***** Given data

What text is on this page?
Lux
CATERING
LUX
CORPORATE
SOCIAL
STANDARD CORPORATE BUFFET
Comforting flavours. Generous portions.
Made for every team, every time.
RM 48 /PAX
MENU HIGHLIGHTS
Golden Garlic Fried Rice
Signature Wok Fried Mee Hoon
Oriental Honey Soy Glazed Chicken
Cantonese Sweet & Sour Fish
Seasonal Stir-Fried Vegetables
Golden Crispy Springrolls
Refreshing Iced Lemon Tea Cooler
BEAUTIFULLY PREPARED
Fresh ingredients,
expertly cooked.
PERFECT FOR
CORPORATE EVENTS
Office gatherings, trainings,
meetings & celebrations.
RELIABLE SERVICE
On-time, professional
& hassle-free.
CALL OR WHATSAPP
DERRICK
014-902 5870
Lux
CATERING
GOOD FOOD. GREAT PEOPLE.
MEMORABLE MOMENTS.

**********
***** Given data

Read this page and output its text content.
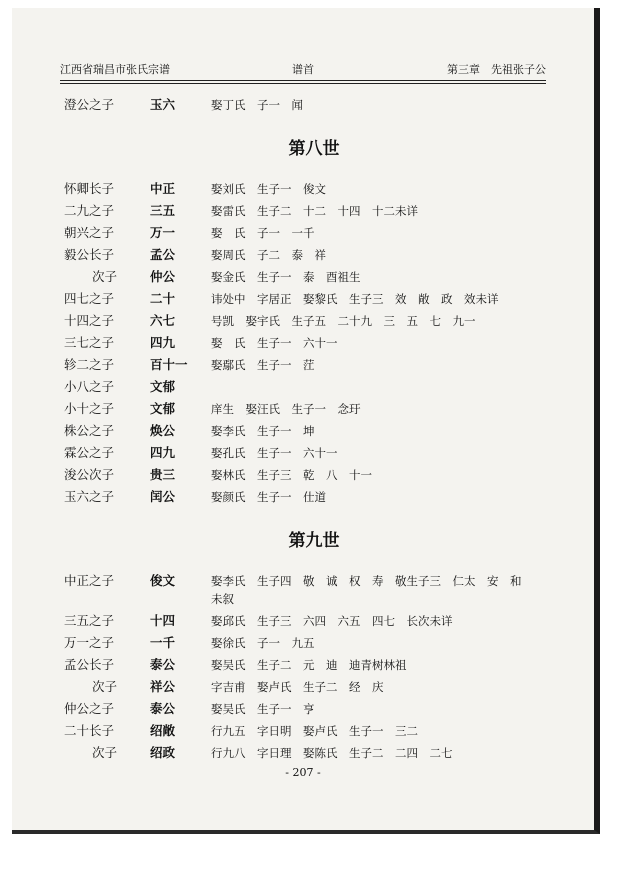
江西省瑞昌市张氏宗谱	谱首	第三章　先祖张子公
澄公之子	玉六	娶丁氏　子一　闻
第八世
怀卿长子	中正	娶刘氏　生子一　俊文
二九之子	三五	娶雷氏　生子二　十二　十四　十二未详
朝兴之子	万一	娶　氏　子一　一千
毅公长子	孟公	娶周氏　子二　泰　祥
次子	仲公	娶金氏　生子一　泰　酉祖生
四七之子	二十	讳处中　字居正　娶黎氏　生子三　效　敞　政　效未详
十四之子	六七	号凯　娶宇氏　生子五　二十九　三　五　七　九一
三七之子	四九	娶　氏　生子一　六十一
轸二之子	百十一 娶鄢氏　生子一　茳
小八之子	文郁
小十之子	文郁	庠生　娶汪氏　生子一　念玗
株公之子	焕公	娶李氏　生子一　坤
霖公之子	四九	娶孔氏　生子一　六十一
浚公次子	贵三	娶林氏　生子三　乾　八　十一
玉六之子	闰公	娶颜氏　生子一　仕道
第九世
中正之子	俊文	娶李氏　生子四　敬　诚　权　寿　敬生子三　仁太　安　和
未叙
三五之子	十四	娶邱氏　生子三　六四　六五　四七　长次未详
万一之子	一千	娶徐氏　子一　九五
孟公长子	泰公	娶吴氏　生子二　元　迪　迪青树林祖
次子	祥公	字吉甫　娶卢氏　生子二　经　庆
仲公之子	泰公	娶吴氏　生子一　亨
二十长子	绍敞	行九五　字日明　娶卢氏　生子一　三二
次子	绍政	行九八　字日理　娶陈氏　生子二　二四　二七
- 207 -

**********

§ **Requirement**
Collect each line containing the string "Golden".

§ **Solved exercise**
Golden Garlic Fried Rice
Golden Crispy Springrolls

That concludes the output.